> _DATASET ENTRIES_:
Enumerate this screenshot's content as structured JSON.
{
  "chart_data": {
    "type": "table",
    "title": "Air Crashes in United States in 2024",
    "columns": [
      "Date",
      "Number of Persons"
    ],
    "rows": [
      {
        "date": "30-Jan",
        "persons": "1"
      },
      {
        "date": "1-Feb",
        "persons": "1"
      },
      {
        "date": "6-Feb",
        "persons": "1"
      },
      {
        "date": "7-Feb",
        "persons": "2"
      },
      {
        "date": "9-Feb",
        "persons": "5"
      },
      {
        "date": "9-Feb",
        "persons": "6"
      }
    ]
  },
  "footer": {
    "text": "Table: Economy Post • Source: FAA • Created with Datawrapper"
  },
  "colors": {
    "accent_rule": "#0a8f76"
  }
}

> _REQUIREMENTS_: From the data above, extract every line in its exact form.

> _CORRECT RESPONSE_:
Enumerate this screenshot's content as structured JSON.
{
  "chart_data": {
    "type": "table",
    "title": "Air Crashes in United States in 2024",
    "columns": [
      "Date",
      "Number of Persons"
    ],
    "rows": [
      {
        "date": "30-Jan",
        "persons": "1"
      },
      {
        "date": "1-Feb",
        "persons": "1"
      },
      {
        "date": "6-Feb",
        "persons": "1"
      },
      {
        "date": "7-Feb",
        "persons": "2"
      },
      {
        "date": "9-Feb",
        "persons": "5"
      },
      {
        "date": "9-Feb",
        "persons": "6"
      }
    ]
  },
  "footer": {
    "text": "Table: Economy Post • Source: FAA • Created with Datawrapper"
  },
  "colors": {
    "accent_rule": "#0a8f76"
  }
}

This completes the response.